_RECORD EXTRACTS_
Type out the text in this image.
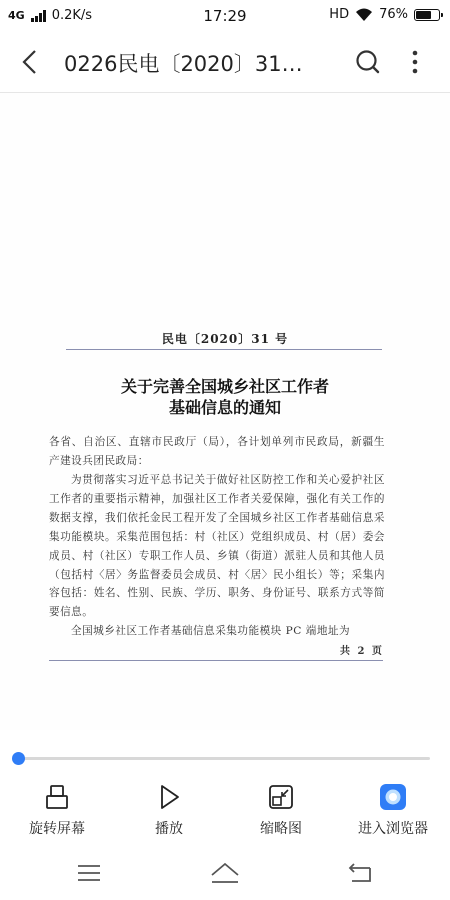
4G 0.2K/s	17:29	HD 76%
0226民电〔2020〕31…
民电〔2020〕31 号
关于完善全国城乡社区工作者
基础信息的通知
各省、自治区、直辖市民政厅（局），各计划单列市民政局，新疆生产建设兵团民政局：
为贯彻落实习近平总书记关于做好社区防控工作和关心爱护社区工作者的重要指示精神，加强社区工作者关爱保障，强化有关工作的数据支撑，我们依托金民工程开发了全国城乡社区工作者基础信息采集功能模块。采集范围包括：村（社区）党组织成员、村（居）委会成员、村（社区）专职工作人员、乡镇（街道）派驻人员和其他人员（包括村〈居〉务监督委员会成员、村〈居〉民小组长）等；采集内容包括：姓名、性别、民族、学历、职务、身份证号、联系方式等简要信息。
全国城乡社区工作者基础信息采集功能模块 PC 端地址为
共 2 页
旋转屏幕	播放	缩略图	进入浏览器
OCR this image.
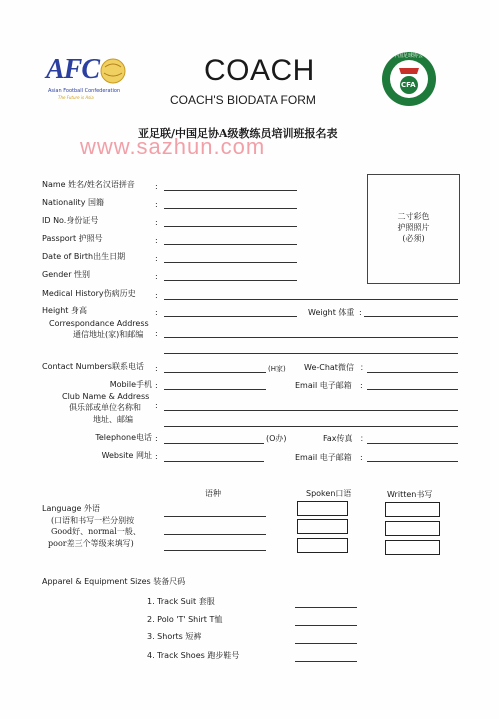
AFC
Asian Football Confederation
The Future is Asia
COACH
COACH'S BIODATA FORM
中国足球协会
CFA
亚足联/中国足协A级教练员培训班报名表
www.sazhun.com
二寸彩色
护照照片
(必须)
Name 姓名/姓名汉语拼音	:
Nationality 国籍	:
ID No.身份证号	:
Passport 护照号	:
Date of Birth出生日期	:
Gender 性别	:
Medical History伤病历史 :
Height 身高	:	Weight 体重 :
Correspondance Address
通信地址(家)和邮编 :
Contact Numbers联系电话 :	(H家) We-Chat微信 ：
Mobile手机 :	Email 电子邮箱 :
Club Name & Address
俱乐部或单位名称和 :
地址、邮编
Telephone电话 :	(O办)	Fax传真 ：
Website 网址 :	Email 电子邮箱 :
语种	Spoken口语	Written书写
Language 外语
(口语和书写一栏分别按
Good好、normal一般、
poor差三个等级来填写)
Apparel & Equipment Sizes 装备尺码
1. Track Suit 套服
2. Polo 'T' Shirt T恤
3. Shorts 短裤
4. Track Shoes 跑步鞋号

_REQUIREMENT_
Word for word, quote the lines above. Omit the pictures.

_TASK OUTPUT_
Type out the text in this image.
4G 0.2K/s	17:29	HD 76%
0226民电〔2020〕31…
民电〔2020〕31 号
关于完善全国城乡社区工作者
基础信息的通知
各省、自治区、直辖市民政厅（局），各计划单列市民政局，新疆生产建设兵团民政局：
为贯彻落实习近平总书记关于做好社区防控工作和关心爱护社区工作者的重要指示精神，加强社区工作者关爱保障，强化有关工作的数据支撑，我们依托金民工程开发了全国城乡社区工作者基础信息采集功能模块。采集范围包括：村（社区）党组织成员、村（居）委会成员、村（社区）专职工作人员、乡镇（街道）派驻人员和其他人员（包括村〈居〉务监督委员会成员、村〈居〉民小组长）等；采集内容包括：姓名、性别、民族、学历、职务、身份证号、联系方式等简要信息。
全国城乡社区工作者基础信息采集功能模块 PC 端地址为
共 2 页
旋转屏幕	播放	缩略图	进入浏览器
OCR this image.
AFC
Asian Football Confederation
The Future is Asia
COACH
COACH'S BIODATA FORM
中国足球协会
CFA
亚足联/中国足协A级教练员培训班报名表
www.sazhun.com
二寸彩色
护照照片
(必须)
Name 姓名/姓名汉语拼音	:
Nationality 国籍	:
ID No.身份证号	:
Passport 护照号	:
Date of Birth出生日期	:
Gender 性别	:
Medical History伤病历史 :
Height 身高	:	Weight 体重 :
Correspondance Address
通信地址(家)和邮编 :
Contact Numbers联系电话 :	(H家) We-Chat微信 ：
Mobile手机 :	Email 电子邮箱 :
Club Name & Address
俱乐部或单位名称和 :
地址、邮编
Telephone电话 :	(O办)	Fax传真 ：
Website 网址 :	Email 电子邮箱 :
语种	Spoken口语	Written书写
Language 外语
(口语和书写一栏分别按
Good好、normal一般、
poor差三个等级来填写)
Apparel & Equipment Sizes 装备尺码
1. Track Suit 套服
2. Polo 'T' Shirt T恤
3. Shorts 短裤
4. Track Shoes 跑步鞋号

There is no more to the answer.